* **AIM OF THE TASK**: Of all the lines in the records, how many hold the word "damage"? Answer with the number only.

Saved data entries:
--------------------
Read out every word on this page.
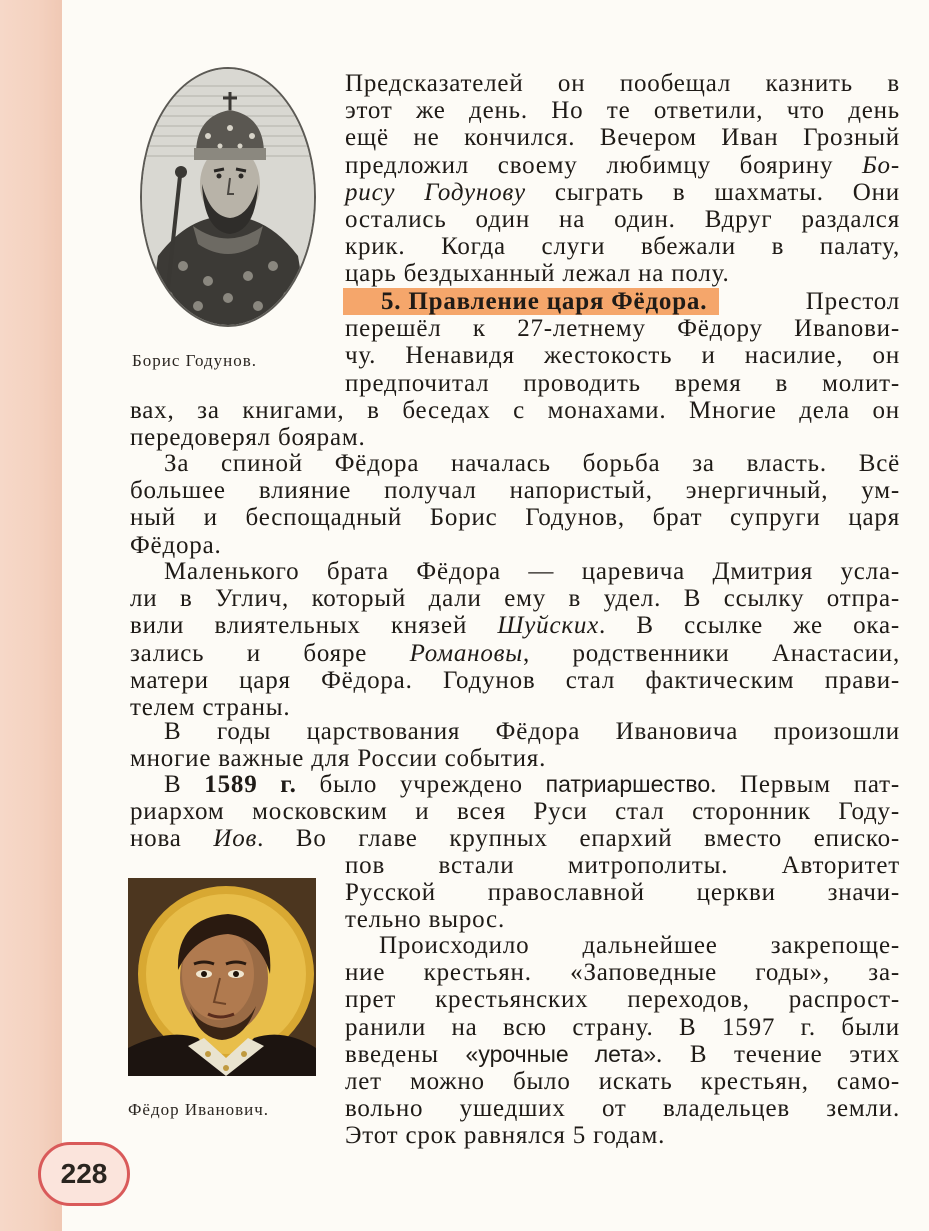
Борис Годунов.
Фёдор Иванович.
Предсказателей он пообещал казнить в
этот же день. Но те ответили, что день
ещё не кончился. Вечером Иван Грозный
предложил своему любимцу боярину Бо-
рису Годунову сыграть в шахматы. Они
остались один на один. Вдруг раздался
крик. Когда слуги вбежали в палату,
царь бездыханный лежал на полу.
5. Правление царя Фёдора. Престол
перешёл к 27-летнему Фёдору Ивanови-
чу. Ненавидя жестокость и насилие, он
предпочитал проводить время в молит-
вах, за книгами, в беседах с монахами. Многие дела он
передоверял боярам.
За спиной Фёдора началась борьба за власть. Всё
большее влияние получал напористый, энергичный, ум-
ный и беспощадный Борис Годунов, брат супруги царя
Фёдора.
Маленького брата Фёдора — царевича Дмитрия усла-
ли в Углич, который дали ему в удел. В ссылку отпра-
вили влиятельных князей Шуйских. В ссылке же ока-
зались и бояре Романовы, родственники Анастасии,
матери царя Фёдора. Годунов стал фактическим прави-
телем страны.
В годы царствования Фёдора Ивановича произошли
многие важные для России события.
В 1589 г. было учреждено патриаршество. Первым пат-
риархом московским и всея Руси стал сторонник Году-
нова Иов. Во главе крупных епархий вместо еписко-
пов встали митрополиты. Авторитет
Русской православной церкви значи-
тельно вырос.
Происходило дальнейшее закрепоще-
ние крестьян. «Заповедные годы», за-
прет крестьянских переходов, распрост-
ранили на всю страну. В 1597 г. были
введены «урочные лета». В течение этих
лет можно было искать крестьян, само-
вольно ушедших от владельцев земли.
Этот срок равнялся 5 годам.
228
--------------------
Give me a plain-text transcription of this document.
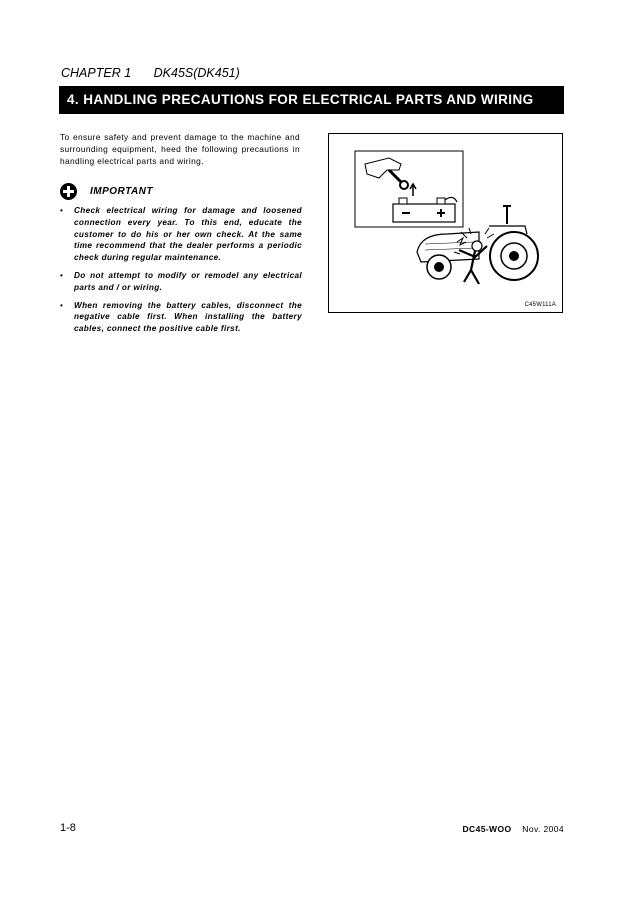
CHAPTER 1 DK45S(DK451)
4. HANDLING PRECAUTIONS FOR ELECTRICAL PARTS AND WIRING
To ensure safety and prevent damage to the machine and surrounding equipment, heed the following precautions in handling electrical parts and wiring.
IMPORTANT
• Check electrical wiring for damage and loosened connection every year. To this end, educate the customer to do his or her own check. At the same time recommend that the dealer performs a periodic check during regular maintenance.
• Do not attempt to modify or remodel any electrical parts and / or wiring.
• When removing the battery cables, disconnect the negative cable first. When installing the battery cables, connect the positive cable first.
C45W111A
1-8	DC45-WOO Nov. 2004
--------------------
* **TASK RESULT**: 2